Lay out each of the following records as a numbered list, one item per line, leaving out any blank lines.

*** RECORDS TO PROCESS

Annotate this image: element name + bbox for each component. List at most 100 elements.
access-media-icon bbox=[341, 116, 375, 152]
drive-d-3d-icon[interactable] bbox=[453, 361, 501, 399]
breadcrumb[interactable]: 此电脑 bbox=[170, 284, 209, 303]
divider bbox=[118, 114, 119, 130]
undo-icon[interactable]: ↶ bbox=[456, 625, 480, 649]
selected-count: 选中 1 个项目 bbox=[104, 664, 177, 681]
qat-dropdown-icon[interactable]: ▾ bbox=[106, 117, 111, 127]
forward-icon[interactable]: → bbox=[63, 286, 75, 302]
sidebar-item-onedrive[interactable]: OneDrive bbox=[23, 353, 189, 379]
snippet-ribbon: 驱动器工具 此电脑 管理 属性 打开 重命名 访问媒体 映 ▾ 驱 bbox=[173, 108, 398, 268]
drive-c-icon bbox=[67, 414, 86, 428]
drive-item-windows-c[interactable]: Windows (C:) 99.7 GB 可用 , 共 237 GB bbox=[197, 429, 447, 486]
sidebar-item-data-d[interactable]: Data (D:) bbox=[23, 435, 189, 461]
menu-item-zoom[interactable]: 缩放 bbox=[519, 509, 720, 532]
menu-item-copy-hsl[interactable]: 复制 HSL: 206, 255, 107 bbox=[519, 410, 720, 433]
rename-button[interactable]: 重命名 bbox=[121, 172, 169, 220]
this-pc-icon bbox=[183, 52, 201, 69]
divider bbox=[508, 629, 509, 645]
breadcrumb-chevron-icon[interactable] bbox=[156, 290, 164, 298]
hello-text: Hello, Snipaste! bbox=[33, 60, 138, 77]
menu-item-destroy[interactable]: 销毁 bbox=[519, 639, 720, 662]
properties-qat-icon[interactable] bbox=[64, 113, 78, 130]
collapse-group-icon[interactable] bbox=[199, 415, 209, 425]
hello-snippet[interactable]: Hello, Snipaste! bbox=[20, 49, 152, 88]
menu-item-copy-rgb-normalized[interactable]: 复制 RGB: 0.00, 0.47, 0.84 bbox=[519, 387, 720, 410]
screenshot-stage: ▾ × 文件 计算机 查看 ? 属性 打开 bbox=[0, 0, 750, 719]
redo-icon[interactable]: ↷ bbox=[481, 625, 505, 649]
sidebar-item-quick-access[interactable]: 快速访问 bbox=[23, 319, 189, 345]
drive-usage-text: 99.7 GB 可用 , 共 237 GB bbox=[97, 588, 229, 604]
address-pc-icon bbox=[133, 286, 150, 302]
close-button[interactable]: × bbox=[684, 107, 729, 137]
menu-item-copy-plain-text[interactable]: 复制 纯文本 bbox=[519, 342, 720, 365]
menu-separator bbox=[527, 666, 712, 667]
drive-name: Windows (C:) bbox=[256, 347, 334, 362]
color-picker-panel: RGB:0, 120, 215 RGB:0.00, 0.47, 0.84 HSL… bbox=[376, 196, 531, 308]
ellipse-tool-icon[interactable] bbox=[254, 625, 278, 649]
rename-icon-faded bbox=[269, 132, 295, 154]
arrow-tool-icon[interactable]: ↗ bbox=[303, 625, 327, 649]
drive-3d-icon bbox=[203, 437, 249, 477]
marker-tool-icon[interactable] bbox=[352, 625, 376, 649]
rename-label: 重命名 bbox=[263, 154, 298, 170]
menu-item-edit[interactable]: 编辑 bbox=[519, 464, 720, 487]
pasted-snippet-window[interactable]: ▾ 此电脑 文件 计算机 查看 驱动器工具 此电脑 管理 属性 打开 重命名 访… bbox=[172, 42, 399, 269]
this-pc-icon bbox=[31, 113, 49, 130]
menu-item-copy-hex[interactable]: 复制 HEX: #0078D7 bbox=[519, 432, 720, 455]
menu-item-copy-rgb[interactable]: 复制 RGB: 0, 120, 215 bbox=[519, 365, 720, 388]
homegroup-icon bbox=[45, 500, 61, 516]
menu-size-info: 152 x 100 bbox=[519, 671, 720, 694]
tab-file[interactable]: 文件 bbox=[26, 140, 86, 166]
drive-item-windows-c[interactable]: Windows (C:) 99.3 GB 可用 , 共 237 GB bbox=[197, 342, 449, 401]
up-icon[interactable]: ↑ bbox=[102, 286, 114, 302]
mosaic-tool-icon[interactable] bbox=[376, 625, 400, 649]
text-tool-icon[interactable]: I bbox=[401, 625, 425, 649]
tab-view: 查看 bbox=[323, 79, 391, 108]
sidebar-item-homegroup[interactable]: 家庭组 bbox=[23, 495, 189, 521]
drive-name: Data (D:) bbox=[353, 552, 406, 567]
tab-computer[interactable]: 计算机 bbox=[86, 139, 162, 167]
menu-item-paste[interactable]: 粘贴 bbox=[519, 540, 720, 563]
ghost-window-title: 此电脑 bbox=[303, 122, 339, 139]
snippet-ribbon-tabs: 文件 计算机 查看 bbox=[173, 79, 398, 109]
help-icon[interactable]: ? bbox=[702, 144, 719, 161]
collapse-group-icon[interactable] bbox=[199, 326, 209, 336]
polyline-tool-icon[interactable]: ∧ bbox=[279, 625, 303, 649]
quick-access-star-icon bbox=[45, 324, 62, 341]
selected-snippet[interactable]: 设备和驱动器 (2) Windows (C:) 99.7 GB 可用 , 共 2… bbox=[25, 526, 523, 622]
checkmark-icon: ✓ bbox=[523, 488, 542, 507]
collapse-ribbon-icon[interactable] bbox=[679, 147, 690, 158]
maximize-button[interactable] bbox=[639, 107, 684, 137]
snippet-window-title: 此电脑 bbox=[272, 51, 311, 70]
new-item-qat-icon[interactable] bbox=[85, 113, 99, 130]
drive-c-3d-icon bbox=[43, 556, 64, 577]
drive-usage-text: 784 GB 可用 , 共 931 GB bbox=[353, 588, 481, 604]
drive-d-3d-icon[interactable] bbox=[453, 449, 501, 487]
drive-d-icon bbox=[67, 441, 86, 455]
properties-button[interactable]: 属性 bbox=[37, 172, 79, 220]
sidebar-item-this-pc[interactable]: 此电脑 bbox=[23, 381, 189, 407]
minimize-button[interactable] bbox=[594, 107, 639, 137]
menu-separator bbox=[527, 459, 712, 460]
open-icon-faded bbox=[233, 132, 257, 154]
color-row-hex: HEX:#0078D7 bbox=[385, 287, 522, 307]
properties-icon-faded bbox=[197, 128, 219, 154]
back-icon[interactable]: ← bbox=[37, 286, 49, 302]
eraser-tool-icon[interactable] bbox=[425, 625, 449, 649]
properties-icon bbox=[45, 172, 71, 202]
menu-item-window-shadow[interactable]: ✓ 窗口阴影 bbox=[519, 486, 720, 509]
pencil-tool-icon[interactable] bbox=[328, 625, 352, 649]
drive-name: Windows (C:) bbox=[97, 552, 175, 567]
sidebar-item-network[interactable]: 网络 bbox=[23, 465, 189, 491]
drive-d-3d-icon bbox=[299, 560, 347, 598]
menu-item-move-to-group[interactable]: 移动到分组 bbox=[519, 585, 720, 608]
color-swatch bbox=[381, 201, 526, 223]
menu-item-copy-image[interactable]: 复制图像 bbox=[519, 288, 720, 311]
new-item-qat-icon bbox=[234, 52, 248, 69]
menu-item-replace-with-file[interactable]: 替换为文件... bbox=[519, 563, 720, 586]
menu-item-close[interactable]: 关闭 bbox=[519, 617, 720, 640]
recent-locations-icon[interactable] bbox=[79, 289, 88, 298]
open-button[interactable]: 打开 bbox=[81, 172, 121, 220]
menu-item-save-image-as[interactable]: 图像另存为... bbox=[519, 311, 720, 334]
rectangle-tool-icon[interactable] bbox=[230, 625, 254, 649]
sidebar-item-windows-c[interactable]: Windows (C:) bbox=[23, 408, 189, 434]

******

§ **FULL ANSWER**:
1. Annotate this image: element name + bbox for each component. List at most 100 elements.
2. access-media-icon bbox=[341, 116, 375, 152]
3. drive-d-3d-icon[interactable] bbox=[453, 361, 501, 399]
4. breadcrumb[interactable]: 此电脑 bbox=[170, 284, 209, 303]
5. divider bbox=[118, 114, 119, 130]
6. undo-icon[interactable]: ↶ bbox=[456, 625, 480, 649]
7. selected-count: 选中 1 个项目 bbox=[104, 664, 177, 681]
8. qat-dropdown-icon[interactable]: ▾ bbox=[106, 117, 111, 127]
9. forward-icon[interactable]: → bbox=[63, 286, 75, 302]
10. sidebar-item-onedrive[interactable]: OneDrive bbox=[23, 353, 189, 379]
11. snippet-ribbon: 驱动器工具 此电脑 管理 属性 打开 重命名 访问媒体 映 ▾ 驱 bbox=[173, 108, 398, 268]
12. drive-c-icon bbox=[67, 414, 86, 428]
13. drive-item-windows-c[interactable]: Windows (C:) 99.7 GB 可用 , 共 237 GB bbox=[197, 429, 447, 486]
14. sidebar-item-data-d[interactable]: Data (D:) bbox=[23, 435, 189, 461]
15. menu-item-zoom[interactable]: 缩放 bbox=[519, 509, 720, 532]
16. menu-item-copy-hsl[interactable]: 复制 HSL: 206, 255, 107 bbox=[519, 410, 720, 433]
17. rename-button[interactable]: 重命名 bbox=[121, 172, 169, 220]
18. this-pc-icon bbox=[183, 52, 201, 69]
19. divider bbox=[508, 629, 509, 645]
20. breadcrumb-chevron-icon[interactable] bbox=[156, 290, 164, 298]
21. hello-text: Hello, Snipaste! bbox=[33, 60, 138, 77]
22. menu-item-destroy[interactable]: 销毁 bbox=[519, 639, 720, 662]
23. properties-qat-icon[interactable] bbox=[64, 113, 78, 130]
24. collapse-group-icon[interactable] bbox=[199, 415, 209, 425]
25. hello-snippet[interactable]: Hello, Snipaste! bbox=[20, 49, 152, 88]
26. menu-item-copy-rgb-normalized[interactable]: 复制 RGB: 0.00, 0.47, 0.84 bbox=[519, 387, 720, 410]
27. screenshot-stage: ▾ × 文件 计算机 查看 ? 属性 打开 bbox=[0, 0, 750, 719]
28. redo-icon[interactable]: ↷ bbox=[481, 625, 505, 649]
29. sidebar-item-quick-access[interactable]: 快速访问 bbox=[23, 319, 189, 345]
30. drive-usage-text: 99.7 GB 可用 , 共 237 GB bbox=[97, 588, 229, 604]
31. address-pc-icon bbox=[133, 286, 150, 302]
32. close-button[interactable]: × bbox=[684, 107, 729, 137]
33. menu-item-copy-plain-text[interactable]: 复制 纯文本 bbox=[519, 342, 720, 365]
34. menu-separator bbox=[527, 666, 712, 667]
35. drive-name: Windows (C:) bbox=[256, 347, 334, 362]
36. color-picker-panel: RGB:0, 120, 215 RGB:0.00, 0.47, 0.84 HSL… bbox=[376, 196, 531, 308]
37. ellipse-tool-icon[interactable] bbox=[254, 625, 278, 649]
38. rename-icon-faded bbox=[269, 132, 295, 154]
39. arrow-tool-icon[interactable]: ↗ bbox=[303, 625, 327, 649]
40. drive-3d-icon bbox=[203, 437, 249, 477]
41. marker-tool-icon[interactable] bbox=[352, 625, 376, 649]
42. rename-label: 重命名 bbox=[263, 154, 298, 170]
43. menu-item-edit[interactable]: 编辑 bbox=[519, 464, 720, 487]
44. pasted-snippet-window[interactable]: ▾ 此电脑 文件 计算机 查看 驱动器工具 此电脑 管理 属性 打开 重命名 访… bbox=[172, 42, 399, 269]
45. this-pc-icon bbox=[31, 113, 49, 130]
46. menu-item-copy-hex[interactable]: 复制 HEX: #0078D7 bbox=[519, 432, 720, 455]
47. menu-item-copy-rgb[interactable]: 复制 RGB: 0, 120, 215 bbox=[519, 365, 720, 388]
48. homegroup-icon bbox=[45, 500, 61, 516]
49. menu-size-info: 152 x 100 bbox=[519, 671, 720, 694]
50. tab-file[interactable]: 文件 bbox=[26, 140, 86, 166]
51. drive-item-windows-c[interactable]: Windows (C:) 99.3 GB 可用 , 共 237 GB bbox=[197, 342, 449, 401]
52. up-icon[interactable]: ↑ bbox=[102, 286, 114, 302]
53. mosaic-tool-icon[interactable] bbox=[376, 625, 400, 649]
54. text-tool-icon[interactable]: I bbox=[401, 625, 425, 649]
55. tab-view: 查看 bbox=[323, 79, 391, 108]
56. sidebar-item-homegroup[interactable]: 家庭组 bbox=[23, 495, 189, 521]
57. drive-name: Data (D:) bbox=[353, 552, 406, 567]
58. tab-computer[interactable]: 计算机 bbox=[86, 139, 162, 167]
59. menu-item-paste[interactable]: 粘贴 bbox=[519, 540, 720, 563]
60. ghost-window-title: 此电脑 bbox=[303, 122, 339, 139]
61. snippet-ribbon-tabs: 文件 计算机 查看 bbox=[173, 79, 398, 109]
62. help-icon[interactable]: ? bbox=[702, 144, 719, 161]
63. collapse-group-icon[interactable] bbox=[199, 326, 209, 336]
64. polyline-tool-icon[interactable]: ∧ bbox=[279, 625, 303, 649]
65. quick-access-star-icon bbox=[45, 324, 62, 341]
66. selected-snippet[interactable]: 设备和驱动器 (2) Windows (C:) 99.7 GB 可用 , 共 2… bbox=[25, 526, 523, 622]
67. checkmark-icon: ✓ bbox=[523, 488, 542, 507]
68. collapse-ribbon-icon[interactable] bbox=[679, 147, 690, 158]
69. maximize-button[interactable] bbox=[639, 107, 684, 137]
70. snippet-window-title: 此电脑 bbox=[272, 51, 311, 70]
71. new-item-qat-icon[interactable] bbox=[85, 113, 99, 130]
72. drive-c-3d-icon bbox=[43, 556, 64, 577]
73. drive-usage-text: 784 GB 可用 , 共 931 GB bbox=[353, 588, 481, 604]
74. drive-d-3d-icon[interactable] bbox=[453, 449, 501, 487]
75. drive-d-icon bbox=[67, 441, 86, 455]
76. properties-button[interactable]: 属性 bbox=[37, 172, 79, 220]
77. sidebar-item-this-pc[interactable]: 此电脑 bbox=[23, 381, 189, 407]
78. minimize-button[interactable] bbox=[594, 107, 639, 137]
79. menu-separator bbox=[527, 459, 712, 460]
80. open-icon-faded bbox=[233, 132, 257, 154]
81. color-row-hex: HEX:#0078D7 bbox=[385, 287, 522, 307]
82. properties-icon-faded bbox=[197, 128, 219, 154]
83. back-icon[interactable]: ← bbox=[37, 286, 49, 302]
84. eraser-tool-icon[interactable] bbox=[425, 625, 449, 649]
85. properties-icon bbox=[45, 172, 71, 202]
86. menu-item-window-shadow[interactable]: ✓ 窗口阴影 bbox=[519, 486, 720, 509]
87. pencil-tool-icon[interactable] bbox=[328, 625, 352, 649]
88. drive-name: Windows (C:) bbox=[97, 552, 175, 567]
89. sidebar-item-network[interactable]: 网络 bbox=[23, 465, 189, 491]
90. drive-d-3d-icon bbox=[299, 560, 347, 598]
91. menu-item-move-to-group[interactable]: 移动到分组 bbox=[519, 585, 720, 608]
92. color-swatch bbox=[381, 201, 526, 223]
93. menu-item-copy-image[interactable]: 复制图像 bbox=[519, 288, 720, 311]
94. new-item-qat-icon bbox=[234, 52, 248, 69]
95. menu-item-replace-with-file[interactable]: 替换为文件... bbox=[519, 563, 720, 586]
96. menu-item-close[interactable]: 关闭 bbox=[519, 617, 720, 640]
97. recent-locations-icon[interactable] bbox=[79, 289, 88, 298]
98. open-button[interactable]: 打开 bbox=[81, 172, 121, 220]
99. menu-item-save-image-as[interactable]: 图像另存为... bbox=[519, 311, 720, 334]
100. rectangle-tool-icon[interactable] bbox=[230, 625, 254, 649]
101. sidebar-item-windows-c[interactable]: Windows (C:) bbox=[23, 408, 189, 434]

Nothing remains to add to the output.